YOUR INSTRUCTIONS:
Find each line containing the string "pieces". Copy it.
________________
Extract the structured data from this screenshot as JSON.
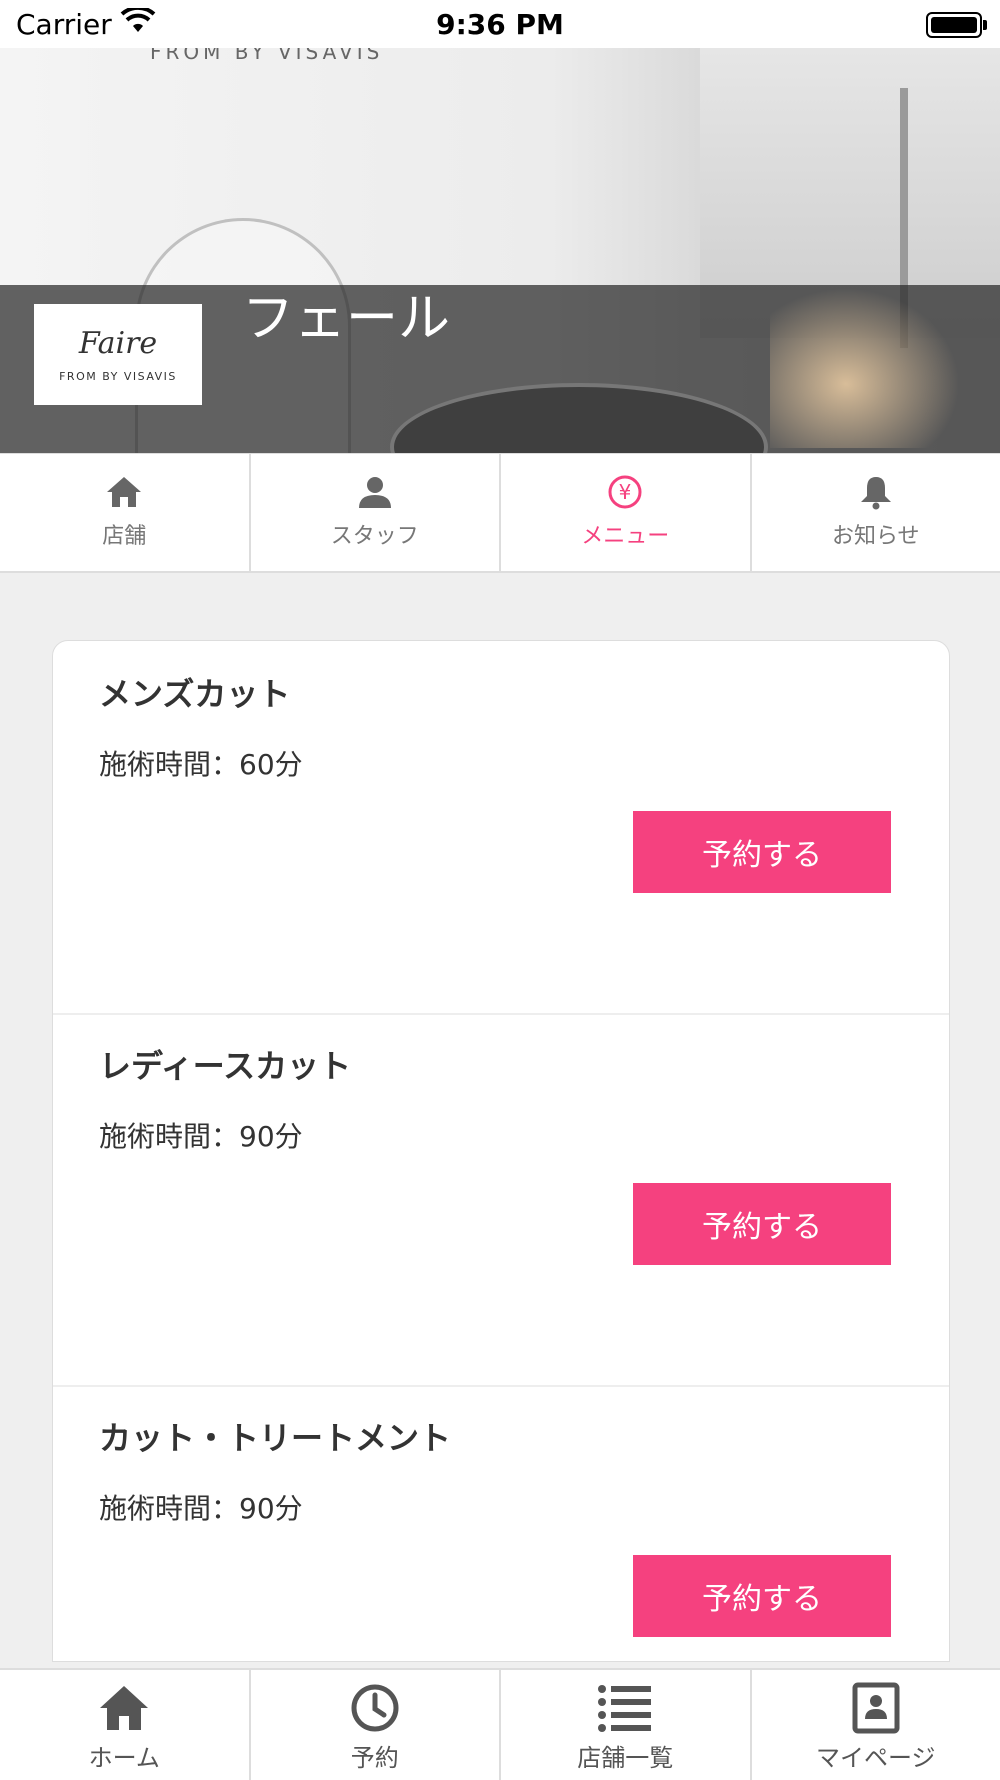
{
  "status_bar": {
    "carrier": "Carrier",
    "time": "9:36 PM"
  },
  "hero": {
    "shop_name": "フェール",
    "logo_script": "Faire",
    "logo_sub": "FROM BY VISAVIS",
    "sign_text": "FROM BY VISAVIS"
  },
  "tabs": [
    {
      "label": "店舗",
      "icon": "home-icon",
      "active": false
    },
    {
      "label": "スタッフ",
      "icon": "user-icon",
      "active": false
    },
    {
      "label": "メニュー",
      "icon": "yen-icon",
      "active": true
    },
    {
      "label": "お知らせ",
      "icon": "bell-icon",
      "active": false
    }
  ],
  "menu_items": [
    {
      "name": "メンズカット",
      "duration": "施術時間：60分",
      "button": "予約する"
    },
    {
      "name": "レディースカット",
      "duration": "施術時間：90分",
      "button": "予約する"
    },
    {
      "name": "カット・トリートメント",
      "duration": "施術時間：90分",
      "button": "予約する"
    }
  ],
  "bottom_nav": [
    {
      "label": "ホーム",
      "icon": "home-icon"
    },
    {
      "label": "予約",
      "icon": "clock-icon"
    },
    {
      "label": "店舗一覧",
      "icon": "list-icon"
    },
    {
      "label": "マイページ",
      "icon": "profile-card-icon"
    }
  ],
  "colors": {
    "accent": "#f5417f",
    "background": "#efefef"
  }
}
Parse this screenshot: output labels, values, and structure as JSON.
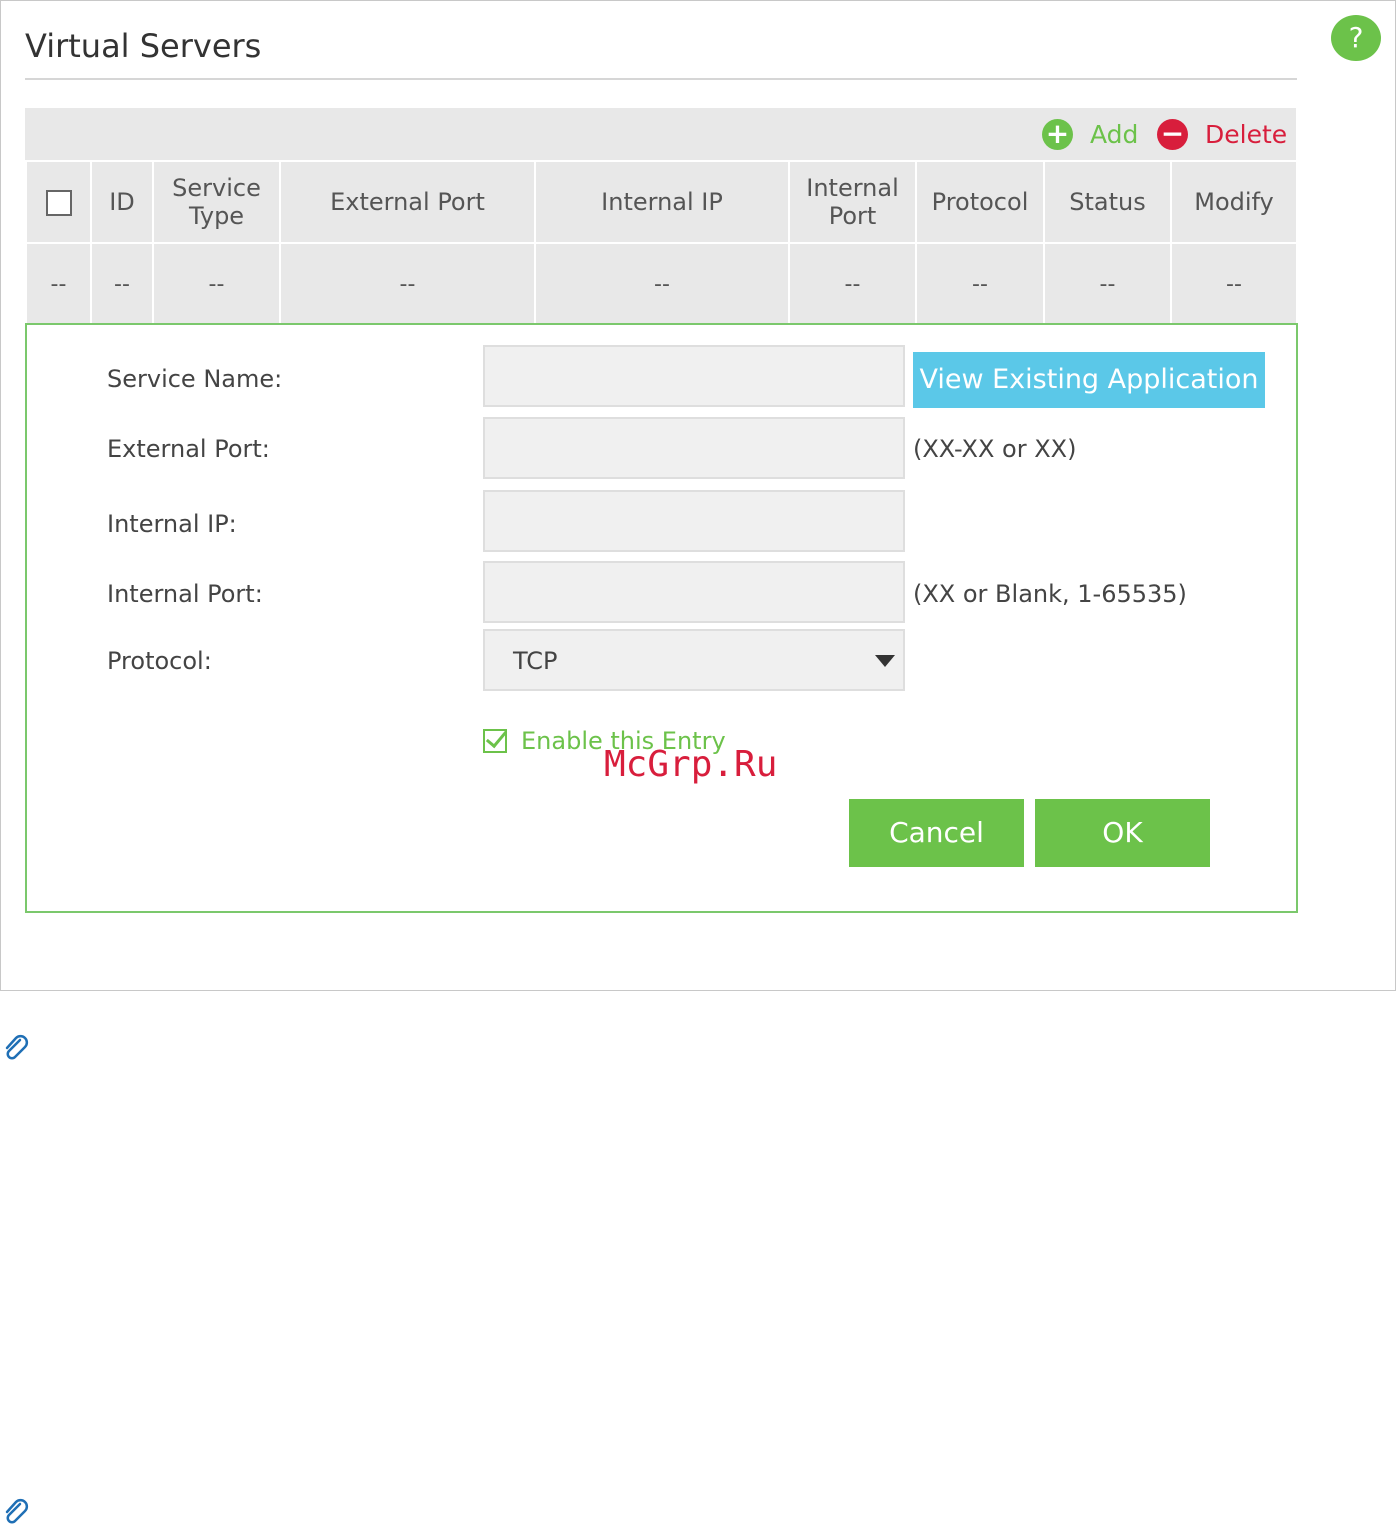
{
  "page": {
    "title": "Virtual Servers",
    "help_label": "?"
  },
  "toolbar": {
    "add_label": "Add",
    "add_icon": "plus-circle-icon",
    "delete_label": "Delete",
    "delete_icon": "minus-circle-icon"
  },
  "table": {
    "headers": [
      "",
      "ID",
      "Service Type",
      "External Port",
      "Internal IP",
      "Internal Port",
      "Protocol",
      "Status",
      "Modify"
    ],
    "rows": [
      [
        "--",
        "--",
        "--",
        "--",
        "--",
        "--",
        "--",
        "--",
        "--"
      ]
    ]
  },
  "form": {
    "service_name_label": "Service Name:",
    "service_name_value": "",
    "view_button_label": "View Existing Application",
    "external_port_label": "External Port:",
    "external_port_value": "",
    "external_port_hint": "(XX-XX or XX)",
    "internal_ip_label": "Internal IP:",
    "internal_ip_value": "",
    "internal_port_label": "Internal Port:",
    "internal_port_value": "",
    "internal_port_hint": "(XX or Blank, 1-65535)",
    "protocol_label": "Protocol:",
    "protocol_value": "TCP",
    "enable_label": "Enable this Entry",
    "enable_checked": true,
    "cancel_label": "Cancel",
    "ok_label": "OK"
  },
  "watermark": "McGrp.Ru",
  "colors": {
    "accent_green": "#6cc24a",
    "delete_red": "#d81e3c",
    "view_button_blue": "#5bc8e8",
    "table_bg": "#e8e8e8"
  }
}
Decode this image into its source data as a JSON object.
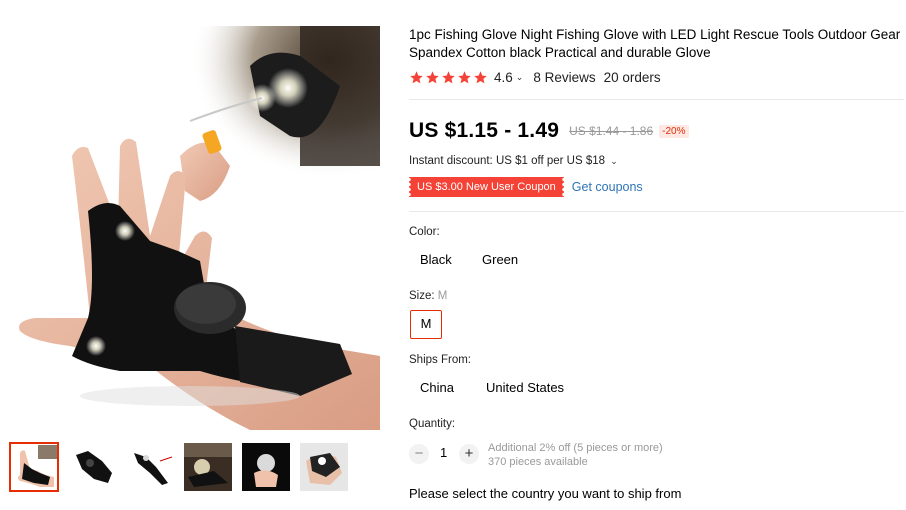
{
  "product": {
    "title": "1pc Fishing Glove Night Fishing Glove with LED Light Rescue Tools Outdoor Gear Spandex Cotton black Practical and durable Glove",
    "rating": "4.6",
    "reviews": "8 Reviews",
    "orders": "20 orders",
    "stars": 5,
    "star_color": "#f44336"
  },
  "price": {
    "current": "US $1.15 - 1.49",
    "original": "US $1.44 - 1.86",
    "discount": "-20%",
    "instant_discount": "Instant discount: US $1 off per US $18",
    "coupon": "US $3.00 New User Coupon",
    "get_coupons": "Get coupons"
  },
  "color": {
    "label": "Color:",
    "options": [
      "Black",
      "Green"
    ]
  },
  "size": {
    "label": "Size:",
    "selected": "M",
    "options": [
      "M"
    ]
  },
  "ships_from": {
    "label": "Ships From:",
    "options": [
      "China",
      "United States"
    ]
  },
  "quantity": {
    "label": "Quantity:",
    "value": "1",
    "minus": "−",
    "plus": "+",
    "note_discount": "Additional 2% off (5 pieces or more)",
    "note_available": "370 pieces available"
  },
  "shipping_prompt": "Please select the country you want to ship from",
  "accent_color": "#e62e04",
  "link_color": "#2e75b6"
}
________________
WRITTEN RESPONSE:
    "note_discount": "Additional 2% off (5 pieces or more)",
    "note_available": "370 pieces available"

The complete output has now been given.